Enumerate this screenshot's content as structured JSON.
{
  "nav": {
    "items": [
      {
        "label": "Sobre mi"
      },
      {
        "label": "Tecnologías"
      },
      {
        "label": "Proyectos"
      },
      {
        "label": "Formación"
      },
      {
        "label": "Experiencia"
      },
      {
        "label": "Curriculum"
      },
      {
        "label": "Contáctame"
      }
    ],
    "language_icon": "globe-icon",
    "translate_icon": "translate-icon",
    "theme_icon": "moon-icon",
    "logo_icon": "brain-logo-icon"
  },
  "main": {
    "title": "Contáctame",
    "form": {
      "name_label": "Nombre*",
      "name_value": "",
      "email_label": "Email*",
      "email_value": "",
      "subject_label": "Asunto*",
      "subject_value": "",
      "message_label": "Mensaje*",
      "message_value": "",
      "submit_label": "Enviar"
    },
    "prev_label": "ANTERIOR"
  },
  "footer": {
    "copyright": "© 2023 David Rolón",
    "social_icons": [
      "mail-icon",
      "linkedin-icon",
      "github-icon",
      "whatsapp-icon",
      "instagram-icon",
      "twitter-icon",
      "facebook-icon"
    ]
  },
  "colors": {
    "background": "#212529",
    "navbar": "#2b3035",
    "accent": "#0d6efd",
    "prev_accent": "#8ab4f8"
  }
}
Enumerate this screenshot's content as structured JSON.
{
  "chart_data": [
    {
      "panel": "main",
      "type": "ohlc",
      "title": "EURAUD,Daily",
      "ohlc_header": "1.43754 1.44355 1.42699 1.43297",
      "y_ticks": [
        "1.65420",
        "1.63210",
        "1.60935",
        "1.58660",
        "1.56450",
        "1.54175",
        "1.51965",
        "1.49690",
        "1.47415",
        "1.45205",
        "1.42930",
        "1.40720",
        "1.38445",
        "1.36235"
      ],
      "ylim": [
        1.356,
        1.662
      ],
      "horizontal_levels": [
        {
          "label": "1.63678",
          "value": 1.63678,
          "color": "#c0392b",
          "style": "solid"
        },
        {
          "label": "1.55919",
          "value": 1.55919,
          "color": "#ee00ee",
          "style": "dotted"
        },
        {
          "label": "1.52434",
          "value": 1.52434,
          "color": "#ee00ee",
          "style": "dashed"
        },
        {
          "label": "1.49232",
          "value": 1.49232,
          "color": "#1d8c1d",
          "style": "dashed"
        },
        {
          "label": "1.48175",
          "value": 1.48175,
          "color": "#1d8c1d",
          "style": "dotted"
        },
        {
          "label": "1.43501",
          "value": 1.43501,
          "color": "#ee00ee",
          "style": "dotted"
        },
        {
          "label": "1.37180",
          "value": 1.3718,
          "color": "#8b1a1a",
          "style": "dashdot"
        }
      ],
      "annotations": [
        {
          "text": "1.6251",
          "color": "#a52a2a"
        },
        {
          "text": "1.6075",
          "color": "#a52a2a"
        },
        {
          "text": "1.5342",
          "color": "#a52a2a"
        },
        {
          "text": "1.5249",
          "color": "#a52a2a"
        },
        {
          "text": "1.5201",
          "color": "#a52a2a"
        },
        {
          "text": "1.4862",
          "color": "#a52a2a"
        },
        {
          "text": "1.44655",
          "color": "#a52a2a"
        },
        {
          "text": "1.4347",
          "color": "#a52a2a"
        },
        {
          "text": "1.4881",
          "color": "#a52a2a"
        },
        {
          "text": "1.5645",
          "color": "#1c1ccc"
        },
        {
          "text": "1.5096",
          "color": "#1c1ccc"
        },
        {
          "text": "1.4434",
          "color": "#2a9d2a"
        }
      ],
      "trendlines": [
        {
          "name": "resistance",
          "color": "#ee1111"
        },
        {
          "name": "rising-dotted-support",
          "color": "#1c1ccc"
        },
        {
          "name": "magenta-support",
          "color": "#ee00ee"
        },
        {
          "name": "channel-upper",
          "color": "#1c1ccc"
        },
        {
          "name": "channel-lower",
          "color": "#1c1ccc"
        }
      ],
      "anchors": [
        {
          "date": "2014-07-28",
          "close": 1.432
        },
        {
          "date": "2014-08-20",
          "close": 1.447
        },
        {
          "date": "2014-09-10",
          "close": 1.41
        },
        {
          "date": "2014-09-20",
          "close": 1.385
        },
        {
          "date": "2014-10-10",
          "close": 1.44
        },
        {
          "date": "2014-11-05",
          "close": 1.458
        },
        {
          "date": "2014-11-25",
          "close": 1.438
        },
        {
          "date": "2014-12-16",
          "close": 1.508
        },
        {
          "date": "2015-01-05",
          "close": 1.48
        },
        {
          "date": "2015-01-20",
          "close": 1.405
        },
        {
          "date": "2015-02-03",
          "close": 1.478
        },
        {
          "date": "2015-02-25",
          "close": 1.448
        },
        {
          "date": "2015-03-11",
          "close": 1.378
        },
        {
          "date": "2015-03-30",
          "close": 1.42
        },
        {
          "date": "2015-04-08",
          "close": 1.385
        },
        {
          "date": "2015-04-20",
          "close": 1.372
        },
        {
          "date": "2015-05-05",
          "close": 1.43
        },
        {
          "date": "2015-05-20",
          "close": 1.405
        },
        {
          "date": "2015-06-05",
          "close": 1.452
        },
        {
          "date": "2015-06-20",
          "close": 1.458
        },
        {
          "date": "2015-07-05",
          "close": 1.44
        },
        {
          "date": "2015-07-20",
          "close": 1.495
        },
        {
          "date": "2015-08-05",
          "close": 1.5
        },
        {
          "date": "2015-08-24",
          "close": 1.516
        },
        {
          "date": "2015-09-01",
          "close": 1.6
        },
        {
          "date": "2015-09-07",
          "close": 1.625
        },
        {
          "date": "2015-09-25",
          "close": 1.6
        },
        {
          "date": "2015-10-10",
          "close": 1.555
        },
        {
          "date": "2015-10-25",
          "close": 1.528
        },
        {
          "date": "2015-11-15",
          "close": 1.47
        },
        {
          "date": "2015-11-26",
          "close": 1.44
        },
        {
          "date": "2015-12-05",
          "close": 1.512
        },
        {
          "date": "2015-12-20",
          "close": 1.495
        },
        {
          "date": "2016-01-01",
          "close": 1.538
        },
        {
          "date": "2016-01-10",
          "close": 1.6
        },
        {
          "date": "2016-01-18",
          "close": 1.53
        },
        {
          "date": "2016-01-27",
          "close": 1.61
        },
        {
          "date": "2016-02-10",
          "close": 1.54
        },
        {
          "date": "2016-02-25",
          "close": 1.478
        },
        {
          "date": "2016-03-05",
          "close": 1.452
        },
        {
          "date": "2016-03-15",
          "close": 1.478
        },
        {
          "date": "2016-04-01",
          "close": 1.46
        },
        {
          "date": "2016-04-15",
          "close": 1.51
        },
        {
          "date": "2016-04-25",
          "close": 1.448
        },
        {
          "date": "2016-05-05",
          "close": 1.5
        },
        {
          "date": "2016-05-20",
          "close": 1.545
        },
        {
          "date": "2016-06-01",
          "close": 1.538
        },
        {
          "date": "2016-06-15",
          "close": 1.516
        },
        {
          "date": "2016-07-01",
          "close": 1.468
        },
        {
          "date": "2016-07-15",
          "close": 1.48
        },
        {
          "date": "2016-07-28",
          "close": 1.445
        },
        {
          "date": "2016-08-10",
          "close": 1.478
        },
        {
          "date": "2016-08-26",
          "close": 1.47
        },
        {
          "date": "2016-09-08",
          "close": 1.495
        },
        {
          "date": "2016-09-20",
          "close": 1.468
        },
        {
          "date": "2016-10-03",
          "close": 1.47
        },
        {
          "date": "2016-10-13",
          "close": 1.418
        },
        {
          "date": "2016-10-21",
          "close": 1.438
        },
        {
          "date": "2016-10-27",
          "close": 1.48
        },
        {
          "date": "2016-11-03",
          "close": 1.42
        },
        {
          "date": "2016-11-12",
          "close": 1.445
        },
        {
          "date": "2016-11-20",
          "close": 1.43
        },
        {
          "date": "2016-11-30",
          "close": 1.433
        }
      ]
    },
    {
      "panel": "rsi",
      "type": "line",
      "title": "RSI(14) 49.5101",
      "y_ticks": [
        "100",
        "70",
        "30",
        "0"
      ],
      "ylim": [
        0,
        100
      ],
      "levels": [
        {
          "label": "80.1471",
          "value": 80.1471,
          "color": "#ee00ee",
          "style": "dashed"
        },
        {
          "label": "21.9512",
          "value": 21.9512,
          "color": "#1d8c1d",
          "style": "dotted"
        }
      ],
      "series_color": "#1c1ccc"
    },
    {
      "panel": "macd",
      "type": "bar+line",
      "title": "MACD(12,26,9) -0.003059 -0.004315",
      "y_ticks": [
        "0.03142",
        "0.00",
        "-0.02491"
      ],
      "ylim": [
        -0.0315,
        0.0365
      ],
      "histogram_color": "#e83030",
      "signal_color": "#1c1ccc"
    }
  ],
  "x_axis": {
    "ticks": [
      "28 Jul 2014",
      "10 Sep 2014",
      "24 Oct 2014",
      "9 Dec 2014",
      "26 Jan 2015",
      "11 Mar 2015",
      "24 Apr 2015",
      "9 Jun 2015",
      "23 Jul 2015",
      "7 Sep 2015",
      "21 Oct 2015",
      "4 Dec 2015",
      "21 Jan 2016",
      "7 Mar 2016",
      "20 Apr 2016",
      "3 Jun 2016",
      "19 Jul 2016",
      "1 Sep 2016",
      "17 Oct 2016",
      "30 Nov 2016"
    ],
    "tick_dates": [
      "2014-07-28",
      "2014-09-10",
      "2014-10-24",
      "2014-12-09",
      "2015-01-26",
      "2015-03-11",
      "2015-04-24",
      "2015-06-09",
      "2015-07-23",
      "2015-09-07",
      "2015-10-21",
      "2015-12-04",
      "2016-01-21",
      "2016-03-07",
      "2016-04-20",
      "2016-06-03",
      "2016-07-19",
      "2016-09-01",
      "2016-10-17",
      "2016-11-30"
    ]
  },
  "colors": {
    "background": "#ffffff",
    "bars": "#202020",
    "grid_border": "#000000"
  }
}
* * * *
• DESCRIPTION OF THE TASK: Using the listing above, pull out all lines that hold the word "text".

• WRITTEN ANSWER:
          "text": "1.6251",
          "text": "1.6075",
          "text": "1.5342",
          "text": "1.5249",
          "text": "1.5201",
          "text": "1.4862",
          "text": "1.44655",
          "text": "1.4347",
          "text": "1.4881",
          "text": "1.5645",
          "text": "1.5096",
          "text": "1.4434",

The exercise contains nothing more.